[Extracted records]

.....

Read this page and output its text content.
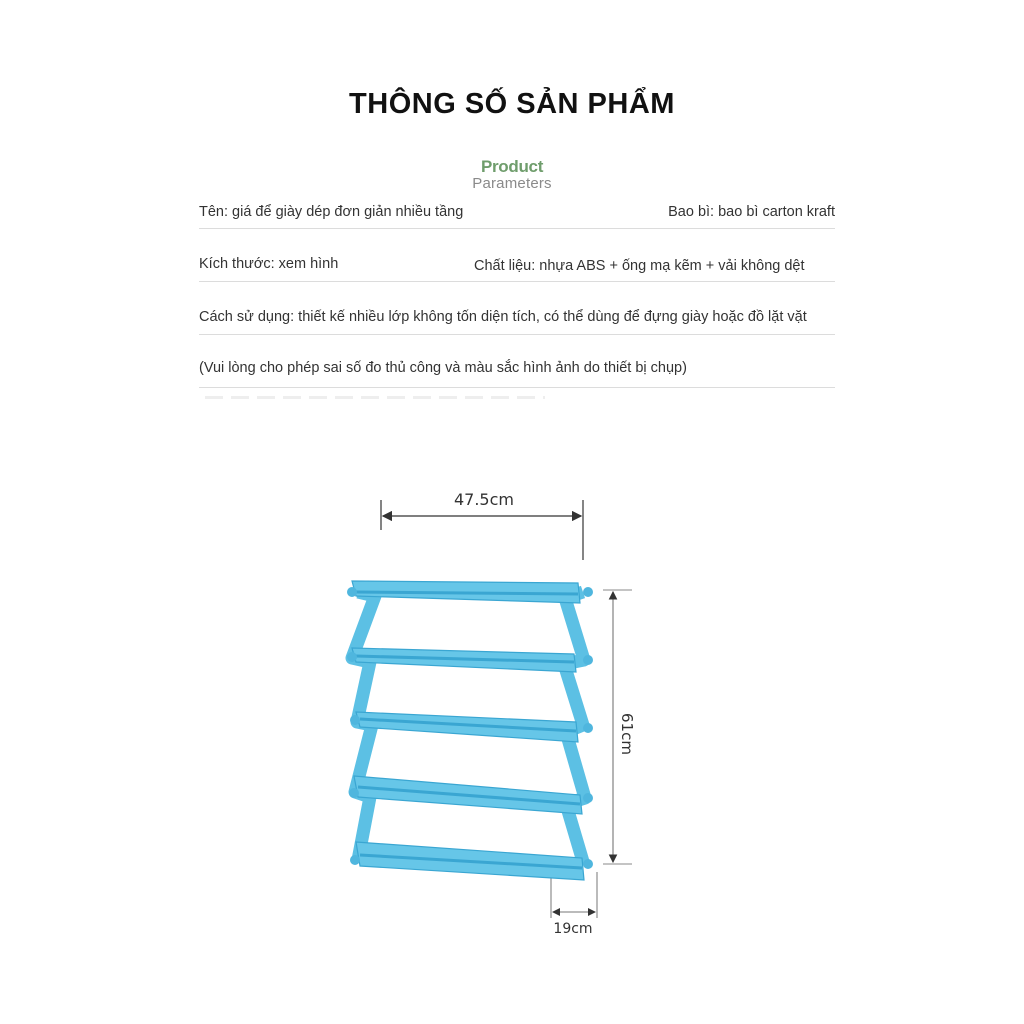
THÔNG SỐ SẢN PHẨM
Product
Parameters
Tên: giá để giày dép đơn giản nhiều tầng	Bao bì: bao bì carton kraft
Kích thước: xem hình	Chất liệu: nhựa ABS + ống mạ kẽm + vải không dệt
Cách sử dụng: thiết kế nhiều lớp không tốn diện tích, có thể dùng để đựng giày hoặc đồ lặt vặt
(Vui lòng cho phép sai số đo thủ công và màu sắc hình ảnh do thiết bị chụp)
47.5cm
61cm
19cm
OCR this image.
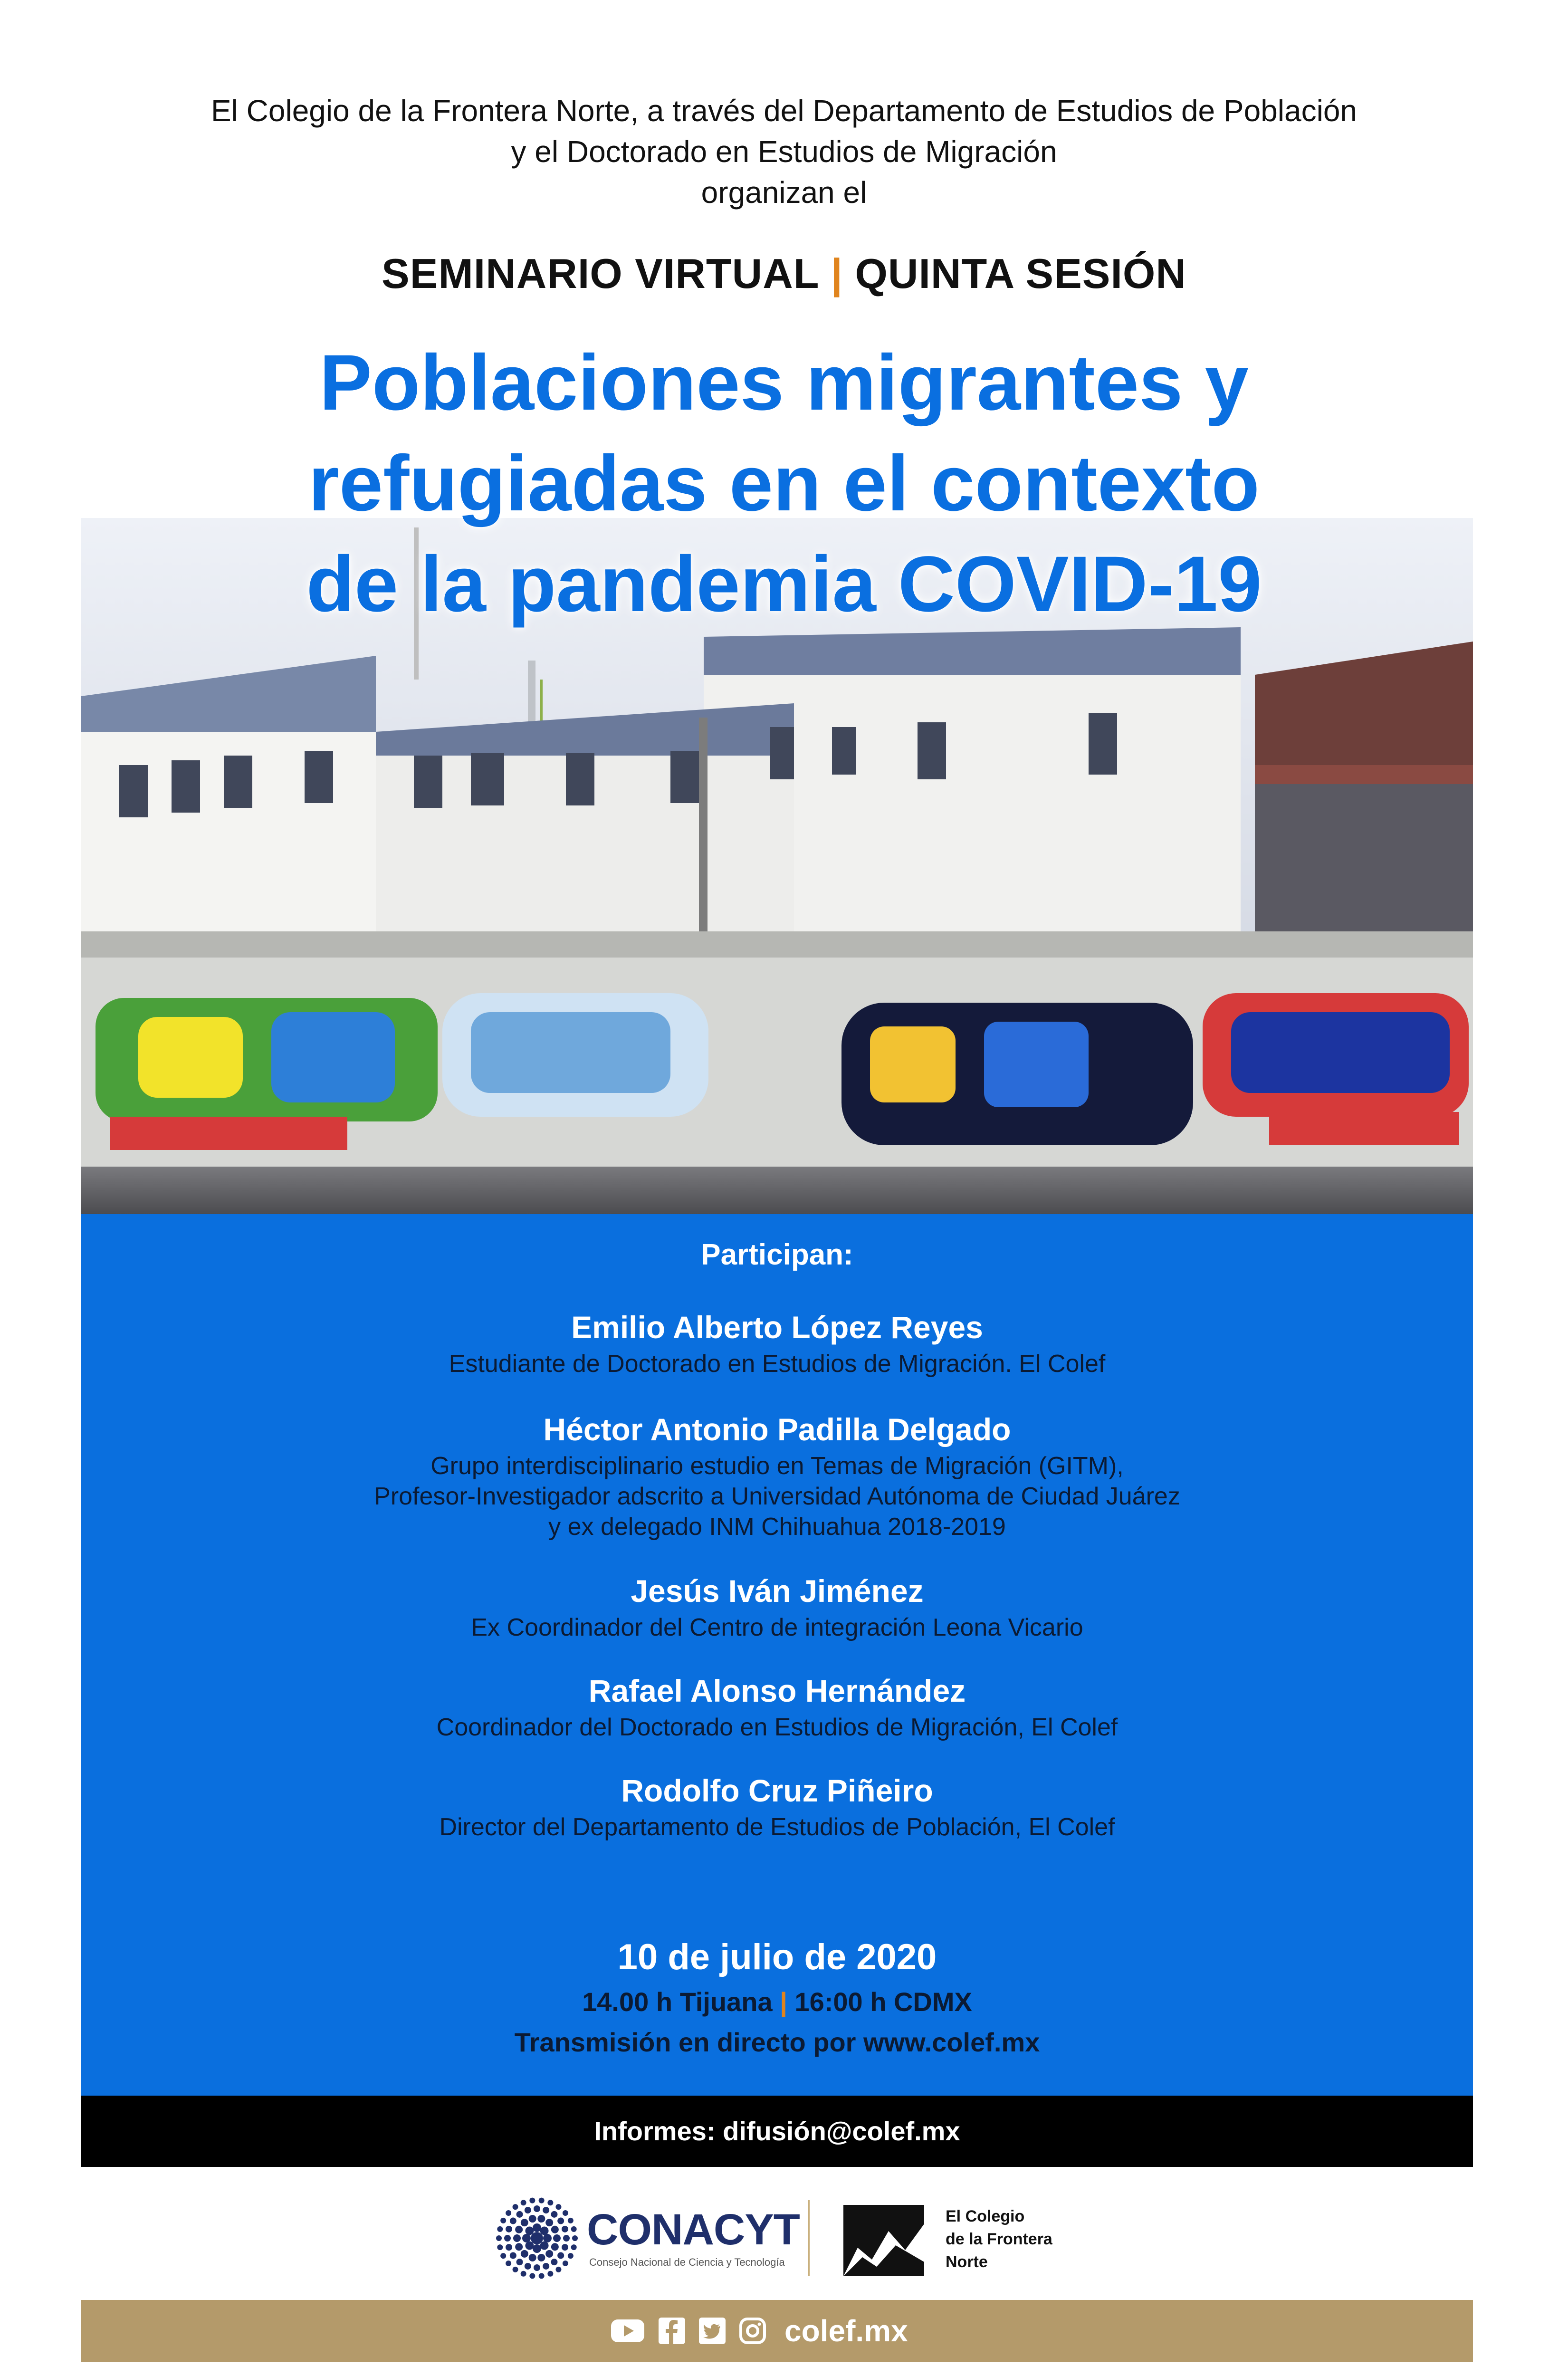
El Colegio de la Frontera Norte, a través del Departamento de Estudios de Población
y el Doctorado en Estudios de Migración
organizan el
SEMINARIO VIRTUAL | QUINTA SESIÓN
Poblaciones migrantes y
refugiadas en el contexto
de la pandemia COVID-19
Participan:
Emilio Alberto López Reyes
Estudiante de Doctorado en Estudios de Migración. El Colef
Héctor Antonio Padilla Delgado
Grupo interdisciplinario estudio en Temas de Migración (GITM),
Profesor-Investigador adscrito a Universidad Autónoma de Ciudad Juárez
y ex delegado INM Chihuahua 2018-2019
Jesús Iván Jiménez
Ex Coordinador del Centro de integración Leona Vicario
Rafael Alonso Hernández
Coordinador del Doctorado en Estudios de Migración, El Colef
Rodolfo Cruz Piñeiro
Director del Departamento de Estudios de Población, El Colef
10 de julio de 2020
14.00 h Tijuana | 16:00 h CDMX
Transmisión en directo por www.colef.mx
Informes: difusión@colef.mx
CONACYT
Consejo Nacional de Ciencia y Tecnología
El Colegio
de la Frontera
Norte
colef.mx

.....

[Work required] Repeat the data in full and exactly. Omit pictures.

[Output of the task]
Read this page and output its text content.
THÔNG SỐ SẢN PHẨM
Product
Parameters
Tên: giá để giày dép đơn giản nhiều tầng	Bao bì: bao bì carton kraft
Kích thước: xem hình	Chất liệu: nhựa ABS + ống mạ kẽm + vải không dệt
Cách sử dụng: thiết kế nhiều lớp không tốn diện tích, có thể dùng để đựng giày hoặc đồ lặt vặt
(Vui lòng cho phép sai số đo thủ công và màu sắc hình ảnh do thiết bị chụp)
47.5cm
61cm
19cm
OCR this image.
El Colegio de la Frontera Norte, a través del Departamento de Estudios de Población
y el Doctorado en Estudios de Migración
organizan el
SEMINARIO VIRTUAL | QUINTA SESIÓN
Poblaciones migrantes y
refugiadas en el contexto
de la pandemia COVID-19
Participan:
Emilio Alberto López Reyes
Estudiante de Doctorado en Estudios de Migración. El Colef
Héctor Antonio Padilla Delgado
Grupo interdisciplinario estudio en Temas de Migración (GITM),
Profesor-Investigador adscrito a Universidad Autónoma de Ciudad Juárez
y ex delegado INM Chihuahua 2018-2019
Jesús Iván Jiménez
Ex Coordinador del Centro de integración Leona Vicario
Rafael Alonso Hernández
Coordinador del Doctorado en Estudios de Migración, El Colef
Rodolfo Cruz Piñeiro
Director del Departamento de Estudios de Población, El Colef
10 de julio de 2020
14.00 h Tijuana | 16:00 h CDMX
Transmisión en directo por www.colef.mx
Informes: difusión@colef.mx
CONACYT
Consejo Nacional de Ciencia y Tecnología
El Colegio
de la Frontera
Norte
colef.mx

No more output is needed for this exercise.